PROBLEM TO SOLVE:
Look through the data below. Collect every line where the word "Beveridge" occurs.

MATERIAL PROVIDED:
##############################
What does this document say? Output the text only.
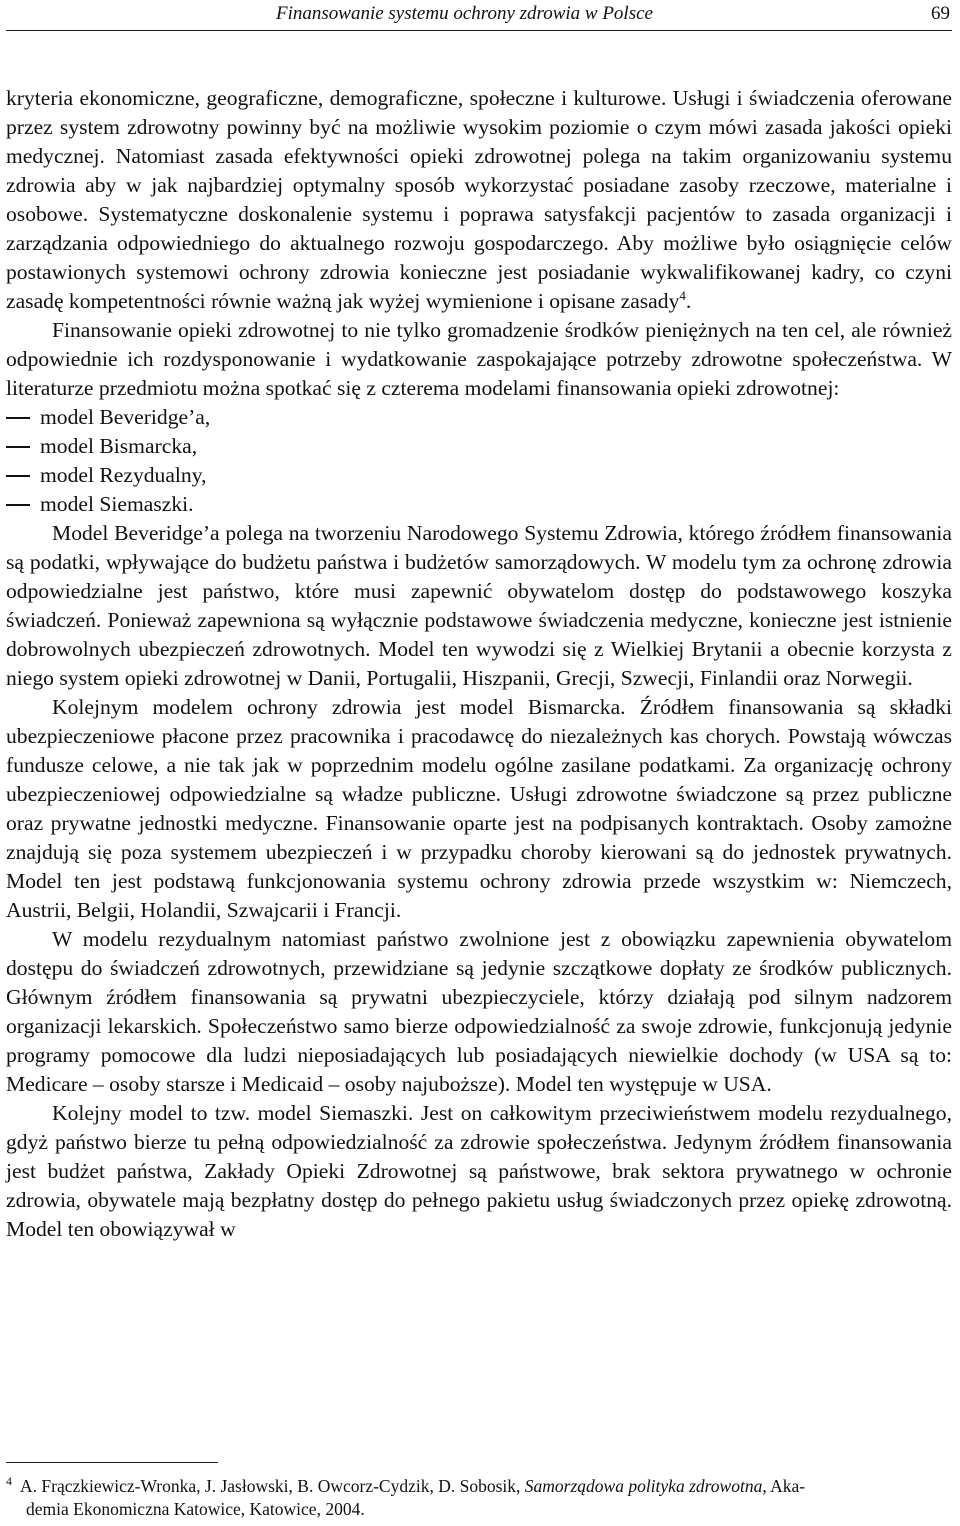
Finansowanie systemu ochrony zdrowia w Polsce	69

kryteria ekonomiczne, geograficzne, demograficzne, społeczne i kulturowe. Usługi i świadczenia oferowane przez system zdrowotny powinny być na możliwie wysokim poziomie o czym mówi zasada jakości opieki medycznej. Natomiast zasada efektywności opieki zdrowotnej polega na takim organizowaniu systemu zdrowia aby w jak najbardziej optymalny sposób wykorzystać posiadane zasoby rzeczowe, materialne i osobowe. Systematyczne doskonalenie systemu i poprawa satysfakcji pacjentów to zasada organizacji i zarządzania odpowiedniego do aktualnego rozwoju gospodarczego. Aby możliwe było osiągnięcie celów postawionych systemowi ochrony zdrowia konieczne jest posiadanie wykwalifikowanej kadry, co czyni zasadę kompetentności równie ważną jak wyżej wymienione i opisane zasady$^4$.

Finansowanie opieki zdrowotnej to nie tylko gromadzenie środków pieniężnych na ten cel, ale również odpowiednie ich rozdysponowanie i wydatkowanie zaspokajające potrzeby zdrowotne społeczeństwa. W literaturze przedmiotu można spotkać się z czterema modelami finansowania opieki zdrowotnej:

model Beveridge’a,
model Bismarcka,
model Rezydualny,
model Siemaszki.

Model Beveridge’a polega na tworzeniu Narodowego Systemu Zdrowia, którego źródłem finansowania są podatki, wpływające do budżetu państwa i budżetów samorządowych. W modelu tym za ochronę zdrowia odpowiedzialne jest państwo, które musi zapewnić obywatelom dostęp do podstawowego koszyka świadczeń. Ponieważ zapewniona są wyłącznie podstawowe świadczenia medyczne, konieczne jest istnienie dobrowolnych ubezpieczeń zdrowotnych. Model ten wywodzi się z Wielkiej Brytanii a obecnie korzysta z niego system opieki zdrowotnej w Danii, Portugalii, Hiszpanii, Grecji, Szwecji, Finlandii oraz Norwegii.

Kolejnym modelem ochrony zdrowia jest model Bismarcka. Źródłem finansowania są składki ubezpieczeniowe płacone przez pracownika i pracodawcę do niezależnych kas chorych. Powstają wówczas fundusze celowe, a nie tak jak w poprzednim modelu ogólne zasilane podatkami. Za organizację ochrony ubezpieczeniowej odpowiedzialne są władze publiczne. Usługi zdrowotne świadczone są przez publiczne oraz prywatne jednostki medyczne. Finansowanie oparte jest na podpisanych kontraktach. Osoby zamożne znajdują się poza systemem ubezpieczeń i w przypadku choroby kierowani są do jednostek prywatnych. Model ten jest podstawą funkcjonowania systemu ochrony zdrowia przede wszystkim w: Niemczech, Austrii, Belgii, Holandii, Szwajcarii i Francji.

W modelu rezydualnym natomiast państwo zwolnione jest z obowiązku zapewnienia obywatelom dostępu do świadczeń zdrowotnych, przewidziane są jedynie szczątkowe dopłaty ze środków publicznych. Głównym źródłem finansowania są prywatni ubezpieczyciele, którzy działają pod silnym nadzorem organizacji lekarskich. Społeczeństwo samo bierze odpowiedzialność za swoje zdrowie, funkcjonują jedynie programy pomocowe dla ludzi nieposiadających lub posiadających niewielkie dochody (w USA są to: Medicare – osoby starsze i Medicaid – osoby najuboższe). Model ten występuje w USA.

Kolejny model to tzw. model Siemaszki. Jest on całkowitym przeciwieństwem modelu rezydualnego, gdyż państwo bierze tu pełną odpowiedzialność za zdrowie społeczeństwa. Jedynym źródłem finansowania jest budżet państwa, Zakłady Opieki Zdrowotnej są państwowe, brak sektora prywatnego w ochronie zdrowia, obywatele mają bezpłatny dostęp do pełnego pakietu usług świadczonych przez opiekę zdrowotną. Model ten obowiązywał w

$^4$ A. Frączkiewicz-Wronka, J. Jasłowski, B. Owcorz-Cydzik, D. Sobosik, Samorządowa polityka zdrowotna, Aka-
demia Ekonomiczna Katowice, Katowice, 2004.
##############################
COMPLETE RESPONSE:
model Beveridge’a,
Model Beveridge’a polega na tworzeniu Narodowego Systemu Zdrowia, którego źródłem finansowania są podatki, wpływające do budżetu państwa i budżetów samorządowych. W modelu tym za ochronę zdrowia odpowiedzialne jest państwo, które musi zapewnić obywatelom dostęp do podstawowego koszyka świadczeń. Ponieważ zapewniona są wyłącznie podstawowe świadczenia medyczne, konieczne jest istnienie dobrowolnych ubezpieczeń zdrowotnych. Model ten wywodzi się z Wielkiej Brytanii a obecnie korzysta z niego system opieki zdrowotnej w Danii, Portugalii, Hiszpanii, Grecji, Szwecji, Finlandii oraz Norwegii.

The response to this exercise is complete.